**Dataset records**
★ ★ ★ ★ ★
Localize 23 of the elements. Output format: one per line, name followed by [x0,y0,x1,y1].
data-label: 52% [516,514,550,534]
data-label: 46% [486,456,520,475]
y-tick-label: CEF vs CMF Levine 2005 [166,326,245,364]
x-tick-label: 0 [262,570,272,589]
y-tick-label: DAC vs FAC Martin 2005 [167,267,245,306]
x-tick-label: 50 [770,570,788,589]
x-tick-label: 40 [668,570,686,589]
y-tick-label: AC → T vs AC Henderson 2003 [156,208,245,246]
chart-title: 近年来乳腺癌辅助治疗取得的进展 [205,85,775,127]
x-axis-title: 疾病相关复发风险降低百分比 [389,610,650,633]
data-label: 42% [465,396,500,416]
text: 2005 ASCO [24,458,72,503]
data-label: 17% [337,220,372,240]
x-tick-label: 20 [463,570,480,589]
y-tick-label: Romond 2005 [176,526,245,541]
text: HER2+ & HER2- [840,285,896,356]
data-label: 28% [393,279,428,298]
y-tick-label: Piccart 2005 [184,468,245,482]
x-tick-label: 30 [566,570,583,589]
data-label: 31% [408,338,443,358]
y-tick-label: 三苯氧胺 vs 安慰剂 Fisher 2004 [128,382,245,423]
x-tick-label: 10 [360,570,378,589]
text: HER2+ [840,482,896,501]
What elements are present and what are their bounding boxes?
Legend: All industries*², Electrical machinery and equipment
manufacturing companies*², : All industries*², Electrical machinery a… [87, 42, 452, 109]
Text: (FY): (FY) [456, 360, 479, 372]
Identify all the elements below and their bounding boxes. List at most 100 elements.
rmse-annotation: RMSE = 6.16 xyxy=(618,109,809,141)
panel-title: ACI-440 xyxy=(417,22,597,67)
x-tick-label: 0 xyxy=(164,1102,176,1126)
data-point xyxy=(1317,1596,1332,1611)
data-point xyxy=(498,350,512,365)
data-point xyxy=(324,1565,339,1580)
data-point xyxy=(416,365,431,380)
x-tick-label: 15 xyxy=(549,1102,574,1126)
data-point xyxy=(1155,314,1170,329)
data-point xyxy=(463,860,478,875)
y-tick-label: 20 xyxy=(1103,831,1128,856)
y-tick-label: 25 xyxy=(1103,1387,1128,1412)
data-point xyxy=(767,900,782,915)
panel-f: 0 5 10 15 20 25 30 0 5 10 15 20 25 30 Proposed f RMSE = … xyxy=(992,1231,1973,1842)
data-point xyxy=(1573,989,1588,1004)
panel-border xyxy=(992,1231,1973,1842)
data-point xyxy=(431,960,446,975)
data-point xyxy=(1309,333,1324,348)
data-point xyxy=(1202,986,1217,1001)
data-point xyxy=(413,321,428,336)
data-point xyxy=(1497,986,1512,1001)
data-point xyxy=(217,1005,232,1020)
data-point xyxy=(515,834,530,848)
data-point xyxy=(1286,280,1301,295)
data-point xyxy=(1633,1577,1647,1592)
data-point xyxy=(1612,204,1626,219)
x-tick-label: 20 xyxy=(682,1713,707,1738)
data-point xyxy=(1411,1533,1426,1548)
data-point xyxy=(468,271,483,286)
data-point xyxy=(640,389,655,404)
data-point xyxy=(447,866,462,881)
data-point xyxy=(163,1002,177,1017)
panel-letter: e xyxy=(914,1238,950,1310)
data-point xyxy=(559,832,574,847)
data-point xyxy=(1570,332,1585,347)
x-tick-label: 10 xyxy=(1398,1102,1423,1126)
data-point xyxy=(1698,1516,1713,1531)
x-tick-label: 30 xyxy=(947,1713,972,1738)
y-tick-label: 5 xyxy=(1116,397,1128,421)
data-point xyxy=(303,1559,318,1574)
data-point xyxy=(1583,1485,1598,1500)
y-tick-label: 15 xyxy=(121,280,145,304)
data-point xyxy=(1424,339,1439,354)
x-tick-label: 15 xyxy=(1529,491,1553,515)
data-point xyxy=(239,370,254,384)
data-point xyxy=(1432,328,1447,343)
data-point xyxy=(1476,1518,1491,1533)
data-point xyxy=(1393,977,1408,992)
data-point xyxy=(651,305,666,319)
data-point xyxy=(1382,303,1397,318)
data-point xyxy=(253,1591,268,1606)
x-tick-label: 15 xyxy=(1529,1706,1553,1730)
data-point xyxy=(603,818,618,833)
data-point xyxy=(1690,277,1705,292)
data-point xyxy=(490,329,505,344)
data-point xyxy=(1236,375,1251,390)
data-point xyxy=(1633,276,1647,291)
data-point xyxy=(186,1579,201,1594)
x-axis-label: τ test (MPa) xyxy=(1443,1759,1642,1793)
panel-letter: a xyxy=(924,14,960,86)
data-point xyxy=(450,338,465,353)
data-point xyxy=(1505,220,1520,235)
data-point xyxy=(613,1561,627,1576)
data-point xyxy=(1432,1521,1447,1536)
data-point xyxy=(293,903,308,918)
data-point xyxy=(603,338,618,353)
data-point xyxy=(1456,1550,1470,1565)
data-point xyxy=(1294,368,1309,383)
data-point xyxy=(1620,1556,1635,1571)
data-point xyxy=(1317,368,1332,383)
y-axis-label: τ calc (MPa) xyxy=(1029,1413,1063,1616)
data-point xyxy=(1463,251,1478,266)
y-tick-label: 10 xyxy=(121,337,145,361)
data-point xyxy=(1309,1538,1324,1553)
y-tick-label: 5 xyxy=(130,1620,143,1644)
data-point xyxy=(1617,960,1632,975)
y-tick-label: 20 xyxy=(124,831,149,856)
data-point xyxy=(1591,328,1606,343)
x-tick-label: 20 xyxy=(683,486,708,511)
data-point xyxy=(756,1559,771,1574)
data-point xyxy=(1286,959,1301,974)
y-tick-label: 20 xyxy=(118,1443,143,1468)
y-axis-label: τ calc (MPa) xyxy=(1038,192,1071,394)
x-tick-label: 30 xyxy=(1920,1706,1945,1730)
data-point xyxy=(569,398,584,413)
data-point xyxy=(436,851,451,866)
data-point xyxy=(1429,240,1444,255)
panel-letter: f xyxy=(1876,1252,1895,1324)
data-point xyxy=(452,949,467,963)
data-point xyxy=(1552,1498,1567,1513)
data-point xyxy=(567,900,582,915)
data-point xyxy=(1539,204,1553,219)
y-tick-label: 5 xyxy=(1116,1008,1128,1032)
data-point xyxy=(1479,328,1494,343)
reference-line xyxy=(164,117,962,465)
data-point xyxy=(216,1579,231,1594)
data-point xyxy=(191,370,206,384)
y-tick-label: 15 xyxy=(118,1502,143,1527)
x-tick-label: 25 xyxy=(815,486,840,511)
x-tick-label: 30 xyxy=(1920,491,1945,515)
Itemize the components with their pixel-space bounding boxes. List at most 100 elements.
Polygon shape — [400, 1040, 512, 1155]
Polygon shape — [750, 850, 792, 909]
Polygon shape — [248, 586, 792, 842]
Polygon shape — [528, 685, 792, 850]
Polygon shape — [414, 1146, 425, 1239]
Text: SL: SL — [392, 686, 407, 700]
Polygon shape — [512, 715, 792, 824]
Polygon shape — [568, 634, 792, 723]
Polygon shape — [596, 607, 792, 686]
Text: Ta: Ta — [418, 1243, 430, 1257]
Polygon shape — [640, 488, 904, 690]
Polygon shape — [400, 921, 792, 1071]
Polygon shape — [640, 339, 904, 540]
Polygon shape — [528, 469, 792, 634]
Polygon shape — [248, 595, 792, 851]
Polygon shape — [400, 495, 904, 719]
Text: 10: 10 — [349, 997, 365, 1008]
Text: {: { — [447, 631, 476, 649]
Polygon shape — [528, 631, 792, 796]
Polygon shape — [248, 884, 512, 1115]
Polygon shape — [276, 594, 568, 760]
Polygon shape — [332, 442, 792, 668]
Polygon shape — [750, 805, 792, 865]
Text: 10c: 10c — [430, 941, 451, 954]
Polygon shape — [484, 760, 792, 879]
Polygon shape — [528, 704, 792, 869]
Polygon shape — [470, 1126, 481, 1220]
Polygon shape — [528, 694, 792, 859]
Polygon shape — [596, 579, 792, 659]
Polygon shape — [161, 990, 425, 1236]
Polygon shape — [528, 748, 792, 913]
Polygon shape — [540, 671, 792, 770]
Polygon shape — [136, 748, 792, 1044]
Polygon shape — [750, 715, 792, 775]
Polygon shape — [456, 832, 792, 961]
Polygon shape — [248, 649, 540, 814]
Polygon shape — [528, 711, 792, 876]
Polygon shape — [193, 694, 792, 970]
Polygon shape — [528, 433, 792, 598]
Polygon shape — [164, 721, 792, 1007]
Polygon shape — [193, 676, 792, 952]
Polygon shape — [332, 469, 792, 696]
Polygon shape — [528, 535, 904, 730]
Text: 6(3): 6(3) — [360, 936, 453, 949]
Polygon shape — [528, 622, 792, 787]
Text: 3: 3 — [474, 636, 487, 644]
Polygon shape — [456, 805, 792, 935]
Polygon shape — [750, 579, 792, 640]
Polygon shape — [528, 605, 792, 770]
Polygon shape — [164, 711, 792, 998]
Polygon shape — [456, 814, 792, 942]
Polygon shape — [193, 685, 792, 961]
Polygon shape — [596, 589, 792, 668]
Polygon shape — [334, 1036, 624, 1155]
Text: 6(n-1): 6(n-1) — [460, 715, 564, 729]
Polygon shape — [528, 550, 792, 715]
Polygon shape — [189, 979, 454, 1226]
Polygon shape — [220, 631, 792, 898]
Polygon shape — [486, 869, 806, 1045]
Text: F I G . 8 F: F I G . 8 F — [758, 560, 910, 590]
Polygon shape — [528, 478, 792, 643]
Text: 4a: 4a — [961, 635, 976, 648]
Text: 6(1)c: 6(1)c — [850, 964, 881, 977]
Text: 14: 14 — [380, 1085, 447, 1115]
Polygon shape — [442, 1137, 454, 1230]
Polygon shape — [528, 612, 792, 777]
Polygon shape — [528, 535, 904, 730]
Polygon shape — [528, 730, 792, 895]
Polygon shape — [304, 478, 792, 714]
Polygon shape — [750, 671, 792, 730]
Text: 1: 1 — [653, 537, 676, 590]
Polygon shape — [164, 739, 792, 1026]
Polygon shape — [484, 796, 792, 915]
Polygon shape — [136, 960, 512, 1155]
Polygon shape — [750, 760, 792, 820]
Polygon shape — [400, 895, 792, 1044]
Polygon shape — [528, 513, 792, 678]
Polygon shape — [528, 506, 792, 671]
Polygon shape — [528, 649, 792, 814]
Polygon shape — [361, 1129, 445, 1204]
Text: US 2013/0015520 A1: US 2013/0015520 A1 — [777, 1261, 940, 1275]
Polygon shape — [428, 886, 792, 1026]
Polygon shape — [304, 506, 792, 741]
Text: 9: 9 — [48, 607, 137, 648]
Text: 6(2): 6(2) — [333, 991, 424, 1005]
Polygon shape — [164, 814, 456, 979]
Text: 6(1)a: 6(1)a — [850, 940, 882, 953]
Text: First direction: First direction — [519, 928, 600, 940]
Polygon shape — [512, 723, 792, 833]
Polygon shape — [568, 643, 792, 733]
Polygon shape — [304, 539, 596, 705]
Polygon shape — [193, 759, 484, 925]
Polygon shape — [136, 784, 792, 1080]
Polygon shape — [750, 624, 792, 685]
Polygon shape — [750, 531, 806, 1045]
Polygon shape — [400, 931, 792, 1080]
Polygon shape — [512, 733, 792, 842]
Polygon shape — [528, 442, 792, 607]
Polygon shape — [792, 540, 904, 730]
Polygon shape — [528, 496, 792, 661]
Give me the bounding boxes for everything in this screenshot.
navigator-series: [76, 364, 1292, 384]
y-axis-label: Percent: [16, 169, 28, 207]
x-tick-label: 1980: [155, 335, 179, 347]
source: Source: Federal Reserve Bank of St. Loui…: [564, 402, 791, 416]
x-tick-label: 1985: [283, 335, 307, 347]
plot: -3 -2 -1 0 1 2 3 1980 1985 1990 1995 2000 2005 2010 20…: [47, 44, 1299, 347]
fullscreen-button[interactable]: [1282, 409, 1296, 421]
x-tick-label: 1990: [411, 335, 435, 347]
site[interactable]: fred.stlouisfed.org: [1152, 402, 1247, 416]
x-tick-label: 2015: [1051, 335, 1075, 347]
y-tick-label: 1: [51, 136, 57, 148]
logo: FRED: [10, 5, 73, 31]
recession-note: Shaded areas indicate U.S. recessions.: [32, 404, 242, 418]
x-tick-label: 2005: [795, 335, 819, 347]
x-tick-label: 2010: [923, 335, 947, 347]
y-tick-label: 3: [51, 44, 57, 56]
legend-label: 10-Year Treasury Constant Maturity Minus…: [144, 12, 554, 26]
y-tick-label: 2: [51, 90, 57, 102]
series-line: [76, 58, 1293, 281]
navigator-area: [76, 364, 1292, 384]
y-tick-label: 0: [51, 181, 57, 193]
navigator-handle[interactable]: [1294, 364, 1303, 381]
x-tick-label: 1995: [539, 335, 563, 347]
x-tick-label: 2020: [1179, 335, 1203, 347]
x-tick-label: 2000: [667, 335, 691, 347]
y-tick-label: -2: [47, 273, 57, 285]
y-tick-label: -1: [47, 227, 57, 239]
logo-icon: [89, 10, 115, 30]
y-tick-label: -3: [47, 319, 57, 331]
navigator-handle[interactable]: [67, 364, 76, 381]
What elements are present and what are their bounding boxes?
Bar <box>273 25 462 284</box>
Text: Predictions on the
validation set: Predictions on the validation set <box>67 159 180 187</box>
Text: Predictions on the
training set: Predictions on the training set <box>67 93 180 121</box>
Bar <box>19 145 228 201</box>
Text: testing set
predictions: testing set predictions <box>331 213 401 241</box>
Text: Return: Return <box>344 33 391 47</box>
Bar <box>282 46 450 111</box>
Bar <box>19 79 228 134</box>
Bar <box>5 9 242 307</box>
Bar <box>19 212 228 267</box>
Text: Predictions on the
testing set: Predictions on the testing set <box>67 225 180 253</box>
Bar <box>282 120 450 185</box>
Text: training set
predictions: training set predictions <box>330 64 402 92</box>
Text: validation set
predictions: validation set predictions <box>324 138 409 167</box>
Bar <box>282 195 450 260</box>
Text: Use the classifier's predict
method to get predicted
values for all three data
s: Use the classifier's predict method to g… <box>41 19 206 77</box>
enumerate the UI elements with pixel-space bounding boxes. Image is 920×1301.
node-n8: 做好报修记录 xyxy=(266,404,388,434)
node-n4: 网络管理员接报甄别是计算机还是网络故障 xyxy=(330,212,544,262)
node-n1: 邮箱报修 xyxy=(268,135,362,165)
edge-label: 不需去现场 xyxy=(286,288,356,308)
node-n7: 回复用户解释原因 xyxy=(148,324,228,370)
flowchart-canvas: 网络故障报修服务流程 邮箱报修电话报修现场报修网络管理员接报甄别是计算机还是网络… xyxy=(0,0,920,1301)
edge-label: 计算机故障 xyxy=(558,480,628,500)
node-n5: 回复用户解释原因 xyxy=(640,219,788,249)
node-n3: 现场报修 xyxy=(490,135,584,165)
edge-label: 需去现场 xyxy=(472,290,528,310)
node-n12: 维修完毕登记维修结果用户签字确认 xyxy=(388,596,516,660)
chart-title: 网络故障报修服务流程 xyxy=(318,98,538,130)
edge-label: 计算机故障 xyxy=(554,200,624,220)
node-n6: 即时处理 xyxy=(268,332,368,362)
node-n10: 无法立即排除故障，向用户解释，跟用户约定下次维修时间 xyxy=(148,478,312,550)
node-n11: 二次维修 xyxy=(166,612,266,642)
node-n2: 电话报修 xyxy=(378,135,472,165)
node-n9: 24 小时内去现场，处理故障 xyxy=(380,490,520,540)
★ ★ ★ ★ ★
**GIVEN INSTRUCTION**
Rewrite the entries from the start through the line containing "y-tick-label: DAC vs", replacing "data-label" with "value-label" and leaving everything else unchanged.

**FINISHED ANSWER**
Localize 23 of the elements. Output format: one per line, name followed by [x0,y0,x1,y1].
value-label: 52% [516,514,550,534]
value-label: 46% [486,456,520,475]
y-tick-label: CEF vs CMF Levine 2005 [166,326,245,364]
x-tick-label: 0 [262,570,272,589]
y-tick-label: DAC vs FAC Martin 2005 [167,267,245,306]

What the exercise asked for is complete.